The request - Print out the entries below with no edits.

┌─ Given records

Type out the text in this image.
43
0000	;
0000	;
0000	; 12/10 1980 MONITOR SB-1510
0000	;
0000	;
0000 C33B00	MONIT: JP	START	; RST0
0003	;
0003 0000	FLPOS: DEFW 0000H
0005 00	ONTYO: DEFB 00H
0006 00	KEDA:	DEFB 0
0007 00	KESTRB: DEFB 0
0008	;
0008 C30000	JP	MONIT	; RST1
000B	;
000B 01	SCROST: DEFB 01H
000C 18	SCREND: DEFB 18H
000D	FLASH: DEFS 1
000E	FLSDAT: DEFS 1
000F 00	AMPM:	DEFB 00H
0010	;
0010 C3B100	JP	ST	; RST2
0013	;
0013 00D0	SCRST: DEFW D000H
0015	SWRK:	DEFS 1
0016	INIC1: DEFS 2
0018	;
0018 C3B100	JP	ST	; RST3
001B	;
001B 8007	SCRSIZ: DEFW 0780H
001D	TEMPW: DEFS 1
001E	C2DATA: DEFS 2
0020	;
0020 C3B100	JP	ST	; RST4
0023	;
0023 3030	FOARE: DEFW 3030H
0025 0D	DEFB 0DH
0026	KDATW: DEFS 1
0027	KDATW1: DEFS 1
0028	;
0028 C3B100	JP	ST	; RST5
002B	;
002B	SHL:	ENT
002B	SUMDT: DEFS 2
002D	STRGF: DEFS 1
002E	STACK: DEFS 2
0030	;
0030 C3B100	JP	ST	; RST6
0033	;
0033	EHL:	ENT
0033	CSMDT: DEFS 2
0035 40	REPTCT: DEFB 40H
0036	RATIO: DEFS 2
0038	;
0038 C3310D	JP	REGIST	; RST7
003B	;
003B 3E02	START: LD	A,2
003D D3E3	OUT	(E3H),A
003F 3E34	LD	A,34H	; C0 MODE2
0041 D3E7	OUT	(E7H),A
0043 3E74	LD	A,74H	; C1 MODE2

└─

Answer to this exercise -
Type out the text in this image.
43
0000	;
0000	;
0000	; 12/10 1980 MONITOR SB-1510
0000	;
0000	;
0000 C33B00	MONIT: JP	START	; RST0
0003	;
0003 0000	FLPOS: DEFW 0000H
0005 00	ONTYO: DEFB 00H
0006 00	KEDA:	DEFB 0
0007 00	KESTRB: DEFB 0
0008	;
0008 C30000	JP	MONIT	; RST1
000B	;
000B 01	SCROST: DEFB 01H
000C 18	SCREND: DEFB 18H
000D	FLASH: DEFS 1
000E	FLSDAT: DEFS 1
000F 00	AMPM:	DEFB 00H
0010	;
0010 C3B100	JP	ST	; RST2
0013	;
0013 00D0	SCRST: DEFW D000H
0015	SWRK:	DEFS 1
0016	INIC1: DEFS 2
0018	;
0018 C3B100	JP	ST	; RST3
001B	;
001B 8007	SCRSIZ: DEFW 0780H
001D	TEMPW: DEFS 1
001E	C2DATA: DEFS 2
0020	;
0020 C3B100	JP	ST	; RST4
0023	;
0023 3030	FOARE: DEFW 3030H
0025 0D	DEFB 0DH
0026	KDATW: DEFS 1
0027	KDATW1: DEFS 1
0028	;
0028 C3B100	JP	ST	; RST5
002B	;
002B	SHL:	ENT
002B	SUMDT: DEFS 2
002D	STRGF: DEFS 1
002E	STACK: DEFS 2
0030	;
0030 C3B100	JP	ST	; RST6
0033	;
0033	EHL:	ENT
0033	CSMDT: DEFS 2
0035 40	REPTCT: DEFB 40H
0036	RATIO: DEFS 2
0038	;
0038 C3310D	JP	REGIST	; RST7
003B	;
003B 3E02	START: LD	A,2
003D D3E3	OUT	(E3H),A
003F 3E34	LD	A,34H	; C0 MODE2
0041 D3E7	OUT	(E7H),A
0043 3E74	LD	A,74H	; C1 MODE2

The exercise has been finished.